---- Provided records

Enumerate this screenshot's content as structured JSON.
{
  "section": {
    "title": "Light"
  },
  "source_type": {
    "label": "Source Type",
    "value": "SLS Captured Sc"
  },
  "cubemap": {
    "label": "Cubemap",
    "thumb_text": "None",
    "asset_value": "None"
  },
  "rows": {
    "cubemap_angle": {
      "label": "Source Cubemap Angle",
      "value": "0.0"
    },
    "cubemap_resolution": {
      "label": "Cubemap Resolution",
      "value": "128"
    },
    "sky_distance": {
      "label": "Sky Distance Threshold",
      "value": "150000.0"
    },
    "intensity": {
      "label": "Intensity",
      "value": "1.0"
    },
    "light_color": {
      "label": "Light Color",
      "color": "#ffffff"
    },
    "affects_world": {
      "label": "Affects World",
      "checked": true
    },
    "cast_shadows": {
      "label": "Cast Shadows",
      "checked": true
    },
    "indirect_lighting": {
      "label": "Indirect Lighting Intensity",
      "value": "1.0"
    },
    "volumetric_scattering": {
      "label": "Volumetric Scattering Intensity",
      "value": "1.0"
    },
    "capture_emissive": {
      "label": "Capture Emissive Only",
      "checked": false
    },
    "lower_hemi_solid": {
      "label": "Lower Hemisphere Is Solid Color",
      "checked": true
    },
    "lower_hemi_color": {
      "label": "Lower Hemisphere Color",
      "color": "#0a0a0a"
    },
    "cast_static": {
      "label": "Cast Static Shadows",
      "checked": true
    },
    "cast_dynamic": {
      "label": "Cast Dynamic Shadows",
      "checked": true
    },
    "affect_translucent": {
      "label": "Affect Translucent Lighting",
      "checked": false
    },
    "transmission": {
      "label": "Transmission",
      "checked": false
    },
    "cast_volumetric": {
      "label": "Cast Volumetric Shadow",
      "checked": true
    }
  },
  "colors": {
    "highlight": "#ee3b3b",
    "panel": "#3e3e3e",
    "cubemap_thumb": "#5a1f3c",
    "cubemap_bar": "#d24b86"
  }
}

--------

● Do this:
Reproduce every line above without error.

● Answer in full:
Enumerate this screenshot's content as structured JSON.
{
  "section": {
    "title": "Light"
  },
  "source_type": {
    "label": "Source Type",
    "value": "SLS Captured Sc"
  },
  "cubemap": {
    "label": "Cubemap",
    "thumb_text": "None",
    "asset_value": "None"
  },
  "rows": {
    "cubemap_angle": {
      "label": "Source Cubemap Angle",
      "value": "0.0"
    },
    "cubemap_resolution": {
      "label": "Cubemap Resolution",
      "value": "128"
    },
    "sky_distance": {
      "label": "Sky Distance Threshold",
      "value": "150000.0"
    },
    "intensity": {
      "label": "Intensity",
      "value": "1.0"
    },
    "light_color": {
      "label": "Light Color",
      "color": "#ffffff"
    },
    "affects_world": {
      "label": "Affects World",
      "checked": true
    },
    "cast_shadows": {
      "label": "Cast Shadows",
      "checked": true
    },
    "indirect_lighting": {
      "label": "Indirect Lighting Intensity",
      "value": "1.0"
    },
    "volumetric_scattering": {
      "label": "Volumetric Scattering Intensity",
      "value": "1.0"
    },
    "capture_emissive": {
      "label": "Capture Emissive Only",
      "checked": false
    },
    "lower_hemi_solid": {
      "label": "Lower Hemisphere Is Solid Color",
      "checked": true
    },
    "lower_hemi_color": {
      "label": "Lower Hemisphere Color",
      "color": "#0a0a0a"
    },
    "cast_static": {
      "label": "Cast Static Shadows",
      "checked": true
    },
    "cast_dynamic": {
      "label": "Cast Dynamic Shadows",
      "checked": true
    },
    "affect_translucent": {
      "label": "Affect Translucent Lighting",
      "checked": false
    },
    "transmission": {
      "label": "Transmission",
      "checked": false
    },
    "cast_volumetric": {
      "label": "Cast Volumetric Shadow",
      "checked": true
    }
  },
  "colors": {
    "highlight": "#ee3b3b",
    "panel": "#3e3e3e",
    "cubemap_thumb": "#5a1f3c",
    "cubemap_bar": "#d24b86"
  }
}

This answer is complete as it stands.